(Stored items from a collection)
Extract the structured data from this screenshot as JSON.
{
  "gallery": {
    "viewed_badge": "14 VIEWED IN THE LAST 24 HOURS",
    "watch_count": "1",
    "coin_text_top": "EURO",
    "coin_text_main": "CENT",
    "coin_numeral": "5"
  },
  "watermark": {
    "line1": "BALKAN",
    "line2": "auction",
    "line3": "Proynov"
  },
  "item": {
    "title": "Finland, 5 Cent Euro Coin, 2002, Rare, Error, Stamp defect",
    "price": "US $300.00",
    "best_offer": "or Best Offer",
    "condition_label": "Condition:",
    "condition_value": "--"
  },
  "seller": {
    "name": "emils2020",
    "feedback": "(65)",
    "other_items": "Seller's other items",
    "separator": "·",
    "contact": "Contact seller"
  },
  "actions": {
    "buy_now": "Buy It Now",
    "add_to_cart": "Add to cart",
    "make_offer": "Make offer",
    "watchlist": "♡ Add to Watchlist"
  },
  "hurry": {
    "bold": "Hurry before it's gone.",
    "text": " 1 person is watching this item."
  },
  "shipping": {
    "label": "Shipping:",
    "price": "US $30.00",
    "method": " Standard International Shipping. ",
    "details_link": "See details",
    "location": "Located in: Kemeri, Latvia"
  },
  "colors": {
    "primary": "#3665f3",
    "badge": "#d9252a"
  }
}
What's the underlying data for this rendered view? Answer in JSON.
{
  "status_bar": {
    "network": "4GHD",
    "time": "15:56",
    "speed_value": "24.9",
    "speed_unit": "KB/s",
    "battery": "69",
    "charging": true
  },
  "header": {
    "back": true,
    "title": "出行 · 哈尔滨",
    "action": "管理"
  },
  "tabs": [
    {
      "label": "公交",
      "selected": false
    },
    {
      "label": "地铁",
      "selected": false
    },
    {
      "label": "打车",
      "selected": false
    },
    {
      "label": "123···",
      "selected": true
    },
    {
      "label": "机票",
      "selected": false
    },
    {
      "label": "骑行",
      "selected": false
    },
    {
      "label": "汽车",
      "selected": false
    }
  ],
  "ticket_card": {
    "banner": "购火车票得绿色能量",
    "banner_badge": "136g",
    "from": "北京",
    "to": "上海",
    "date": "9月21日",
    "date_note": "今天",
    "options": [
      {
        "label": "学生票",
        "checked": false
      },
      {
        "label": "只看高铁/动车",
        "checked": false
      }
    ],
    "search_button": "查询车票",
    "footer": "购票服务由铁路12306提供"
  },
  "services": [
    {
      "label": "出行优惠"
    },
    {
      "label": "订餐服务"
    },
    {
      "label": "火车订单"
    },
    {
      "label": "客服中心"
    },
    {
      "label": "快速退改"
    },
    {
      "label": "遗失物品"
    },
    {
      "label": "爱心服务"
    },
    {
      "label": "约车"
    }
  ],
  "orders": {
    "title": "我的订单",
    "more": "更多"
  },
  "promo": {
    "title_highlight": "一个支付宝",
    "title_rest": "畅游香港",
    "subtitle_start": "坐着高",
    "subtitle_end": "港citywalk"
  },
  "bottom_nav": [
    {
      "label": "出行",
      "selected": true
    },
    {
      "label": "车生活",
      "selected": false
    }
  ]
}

> _WHAT YOU NEED TO DO_: Return the entries in full, keeping every line exactly as it is.

> _EXERCISE RESULT_:
Extract the structured data from this screenshot as JSON.
{
  "gallery": {
    "viewed_badge": "14 VIEWED IN THE LAST 24 HOURS",
    "watch_count": "1",
    "coin_text_top": "EURO",
    "coin_text_main": "CENT",
    "coin_numeral": "5"
  },
  "watermark": {
    "line1": "BALKAN",
    "line2": "auction",
    "line3": "Proynov"
  },
  "item": {
    "title": "Finland, 5 Cent Euro Coin, 2002, Rare, Error, Stamp defect",
    "price": "US $300.00",
    "best_offer": "or Best Offer",
    "condition_label": "Condition:",
    "condition_value": "--"
  },
  "seller": {
    "name": "emils2020",
    "feedback": "(65)",
    "other_items": "Seller's other items",
    "separator": "·",
    "contact": "Contact seller"
  },
  "actions": {
    "buy_now": "Buy It Now",
    "add_to_cart": "Add to cart",
    "make_offer": "Make offer",
    "watchlist": "♡ Add to Watchlist"
  },
  "hurry": {
    "bold": "Hurry before it's gone.",
    "text": " 1 person is watching this item."
  },
  "shipping": {
    "label": "Shipping:",
    "price": "US $30.00",
    "method": " Standard International Shipping. ",
    "details_link": "See details",
    "location": "Located in: Kemeri, Latvia"
  },
  "colors": {
    "primary": "#3665f3",
    "badge": "#d9252a"
  }
}
What's the underlying data for this rendered view? Answer in JSON.
{
  "status_bar": {
    "network": "4GHD",
    "time": "15:56",
    "speed_value": "24.9",
    "speed_unit": "KB/s",
    "battery": "69",
    "charging": true
  },
  "header": {
    "back": true,
    "title": "出行 · 哈尔滨",
    "action": "管理"
  },
  "tabs": [
    {
      "label": "公交",
      "selected": false
    },
    {
      "label": "地铁",
      "selected": false
    },
    {
      "label": "打车",
      "selected": false
    },
    {
      "label": "123···",
      "selected": true
    },
    {
      "label": "机票",
      "selected": false
    },
    {
      "label": "骑行",
      "selected": false
    },
    {
      "label": "汽车",
      "selected": false
    }
  ],
  "ticket_card": {
    "banner": "购火车票得绿色能量",
    "banner_badge": "136g",
    "from": "北京",
    "to": "上海",
    "date": "9月21日",
    "date_note": "今天",
    "options": [
      {
        "label": "学生票",
        "checked": false
      },
      {
        "label": "只看高铁/动车",
        "checked": false
      }
    ],
    "search_button": "查询车票",
    "footer": "购票服务由铁路12306提供"
  },
  "services": [
    {
      "label": "出行优惠"
    },
    {
      "label": "订餐服务"
    },
    {
      "label": "火车订单"
    },
    {
      "label": "客服中心"
    },
    {
      "label": "快速退改"
    },
    {
      "label": "遗失物品"
    },
    {
      "label": "爱心服务"
    },
    {
      "label": "约车"
    }
  ],
  "orders": {
    "title": "我的订单",
    "more": "更多"
  },
  "promo": {
    "title_highlight": "一个支付宝",
    "title_rest": "畅游香港",
    "subtitle_start": "坐着高",
    "subtitle_end": "港citywalk"
  },
  "bottom_nav": [
    {
      "label": "出行",
      "selected": true
    },
    {
      "label": "车生活",
      "selected": false
    }
  ]
}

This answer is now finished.